═══ Task inputs ═══

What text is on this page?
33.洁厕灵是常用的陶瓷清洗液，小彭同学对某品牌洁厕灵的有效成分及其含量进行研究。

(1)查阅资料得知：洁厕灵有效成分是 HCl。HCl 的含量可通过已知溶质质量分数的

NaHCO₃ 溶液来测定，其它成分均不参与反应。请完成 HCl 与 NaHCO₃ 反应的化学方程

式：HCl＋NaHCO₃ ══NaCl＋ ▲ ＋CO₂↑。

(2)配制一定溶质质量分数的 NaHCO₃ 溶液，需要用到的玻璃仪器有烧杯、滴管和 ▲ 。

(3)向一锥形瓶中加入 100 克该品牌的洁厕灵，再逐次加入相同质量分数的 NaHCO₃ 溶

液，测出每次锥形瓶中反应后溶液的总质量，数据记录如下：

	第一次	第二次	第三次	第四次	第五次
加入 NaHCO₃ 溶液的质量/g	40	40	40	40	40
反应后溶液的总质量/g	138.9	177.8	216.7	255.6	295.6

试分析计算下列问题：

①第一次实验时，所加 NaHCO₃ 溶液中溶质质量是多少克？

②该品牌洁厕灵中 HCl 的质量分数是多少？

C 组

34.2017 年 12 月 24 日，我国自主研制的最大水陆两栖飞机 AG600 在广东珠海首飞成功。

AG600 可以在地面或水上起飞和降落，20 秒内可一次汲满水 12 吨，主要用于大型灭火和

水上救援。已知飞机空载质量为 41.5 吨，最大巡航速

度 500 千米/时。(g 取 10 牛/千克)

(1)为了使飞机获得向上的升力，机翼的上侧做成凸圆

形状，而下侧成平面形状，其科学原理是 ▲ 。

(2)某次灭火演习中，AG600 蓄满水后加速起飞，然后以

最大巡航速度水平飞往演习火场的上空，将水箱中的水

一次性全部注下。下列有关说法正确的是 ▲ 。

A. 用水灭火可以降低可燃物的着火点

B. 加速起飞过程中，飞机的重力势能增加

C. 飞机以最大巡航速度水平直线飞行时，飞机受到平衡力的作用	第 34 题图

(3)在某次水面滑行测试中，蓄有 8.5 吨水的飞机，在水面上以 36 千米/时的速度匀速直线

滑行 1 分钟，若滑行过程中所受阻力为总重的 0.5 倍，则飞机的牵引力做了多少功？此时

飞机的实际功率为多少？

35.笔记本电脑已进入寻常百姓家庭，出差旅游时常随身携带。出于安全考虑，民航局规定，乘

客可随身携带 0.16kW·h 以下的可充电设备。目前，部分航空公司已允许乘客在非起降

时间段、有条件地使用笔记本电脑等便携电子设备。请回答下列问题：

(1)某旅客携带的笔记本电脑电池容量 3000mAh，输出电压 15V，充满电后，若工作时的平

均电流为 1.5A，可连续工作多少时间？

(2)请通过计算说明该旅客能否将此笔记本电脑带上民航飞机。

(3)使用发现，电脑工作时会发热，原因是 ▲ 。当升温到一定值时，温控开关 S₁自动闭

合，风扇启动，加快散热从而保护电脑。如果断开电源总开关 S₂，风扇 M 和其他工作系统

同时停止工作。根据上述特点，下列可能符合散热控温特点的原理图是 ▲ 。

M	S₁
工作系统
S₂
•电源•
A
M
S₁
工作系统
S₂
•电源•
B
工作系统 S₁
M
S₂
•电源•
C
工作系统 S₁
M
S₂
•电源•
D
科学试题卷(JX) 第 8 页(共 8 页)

═══

From the entries above, copy every line containing the word "NaHCO₃".

• The result:
NaHCO₃ 溶液来测定，其它成分均不参与反应。请完成 HCl 与 NaHCO₃ 反应的化学方程
式：HCl＋NaHCO₃ ══NaCl＋ ▲ ＋CO₂↑。
(2)配制一定溶质质量分数的 NaHCO₃ 溶液，需要用到的玻璃仪器有烧杯、滴管和 ▲ 。
(3)向一锥形瓶中加入 100 克该品牌的洁厕灵，再逐次加入相同质量分数的 NaHCO₃ 溶
加入 NaHCO₃ 溶液的质量/g	40	40	40	40	40
①第一次实验时，所加 NaHCO₃ 溶液中溶质质量是多少克？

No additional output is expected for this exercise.